Document:
----
Chapter 4 DENGUE DATA

4.1 Init

library(tidyverse)
library(lubridate)
library(rEDM)
library(ISOweek)
library(stringr)
library(cowplot)
library(purrr)
library(naniar)
library(ggsci)

4.2 Data

rm(list = ls())

load("./_data/climate_vars/Data.RData")

den <- read_csv("_data/LOR_dengue.csv")

nl <- nl %>%
  select(-ntl2014)

nl2 <- readRDS("./_data/climate_vars/NightTimeLight.rds")

ubi_den <- unique(den$ubigeo)
ubi_clim <- unique(temp$UBIGEO) %>% as.numeric()

unique(ubi_clim[! ubi_clim %in% ubi_den]) # Rosa Panduro creado 2014
## [1] 160802

4.3 Assembly Climate

data_frames <- do.call("list",mget(ls())) %>%
  enframe() %>%
  #filter(name == "nl2") %>%
  filter(!name %in% c("den", "ubi_clim","ubi_den", "data_frames")) %>%
  mutate(dat_edit = map(.x = value, 
                       .f = ~gather(.x, var_date, value, 5:last_col()) %>%
                         separate(var_date, into = c("var", "date"), 
                                  sep = "(?<=[A-Za-z])(?=[_0-9])") %>%
                         mutate(date = str_sub(date, -7,-1)) %>%
                         separate(date, into = c("year", "month"),
                                  sep = "-", convert = T) %>%
                         mutate(month = ifelse(is.na(month), 1, month)))) %>%
  select(name, dat_edit) %>%
  unnest(cols = "dat_edit") %>%
  select(-name) %>%
  spread(var, value) %>%
  filter(year<2021) %>%
  mutate(UBIGEO = as.numeric(UBIGEO))
----
Reproduce the dengue data chapter verbatim between "Chapter 4 DENGUE" and "library(naniar)", inclusive.

Available data:
----
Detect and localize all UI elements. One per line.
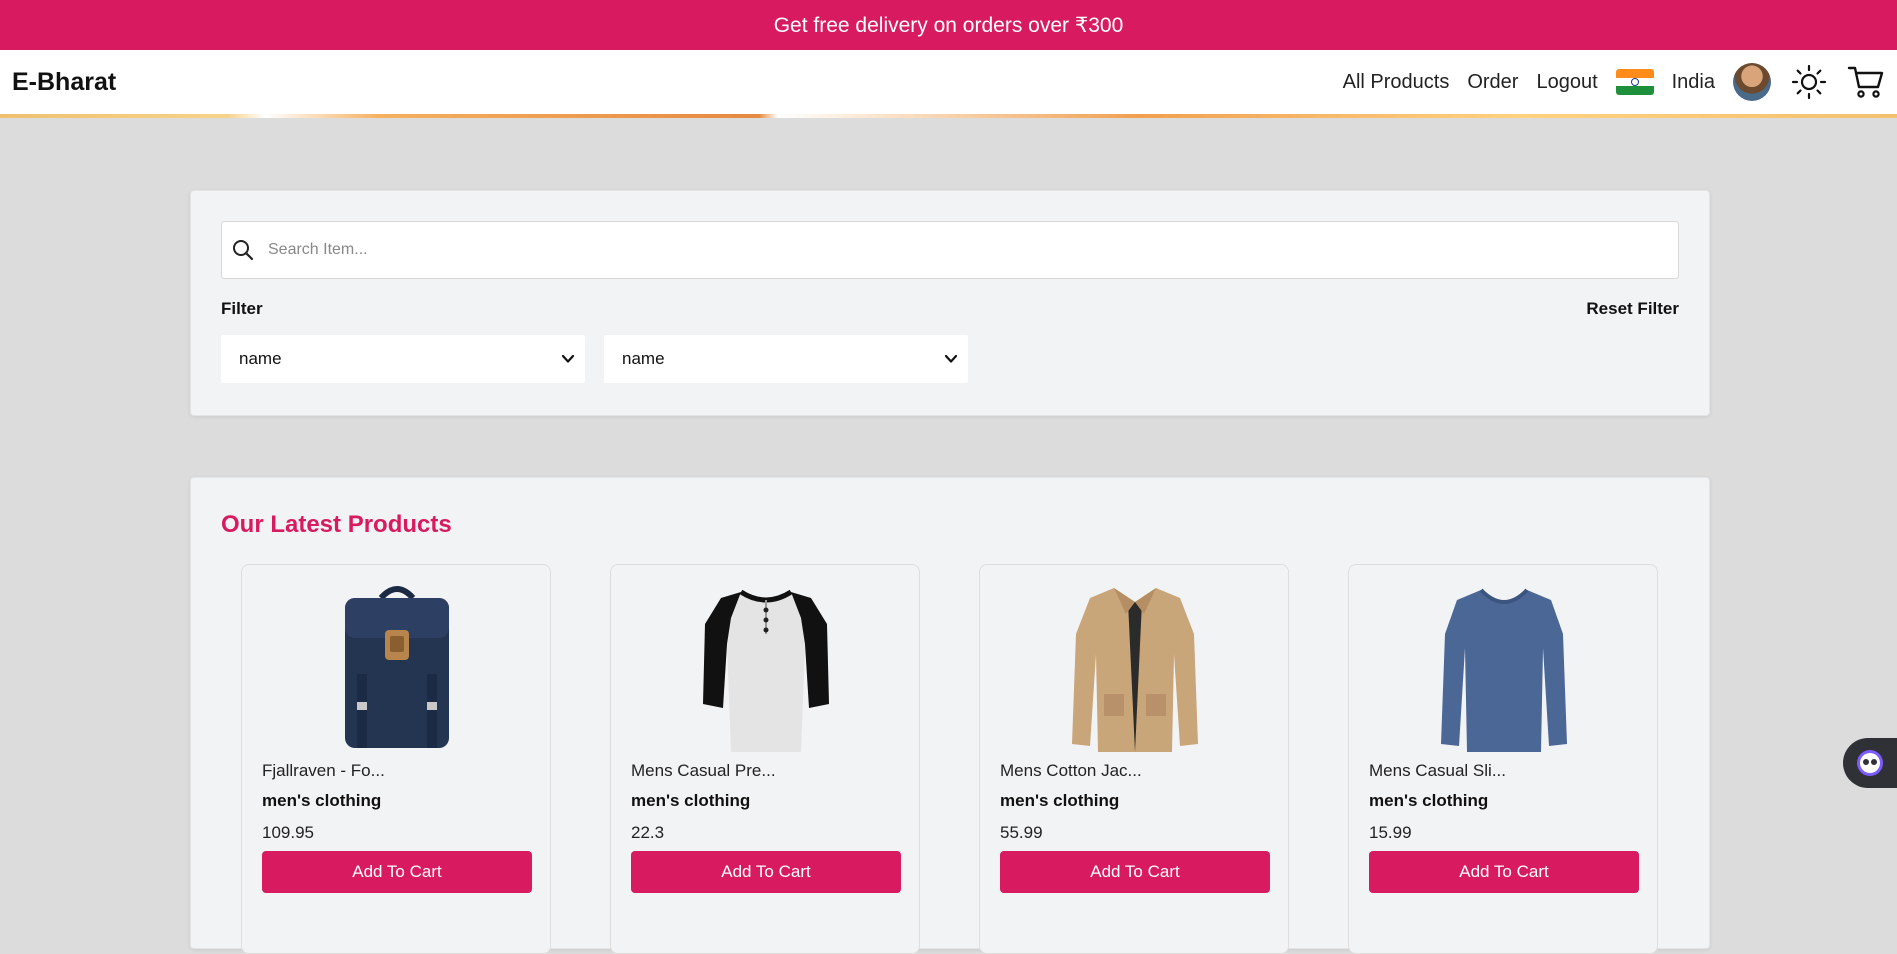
----
Task response:
Chapter 4 DENGUE DATA

4.1 Init

library(tidyverse)
library(lubridate)
library(rEDM)
library(ISOweek)
library(stringr)
library(cowplot)
library(purrr)
library(naniar)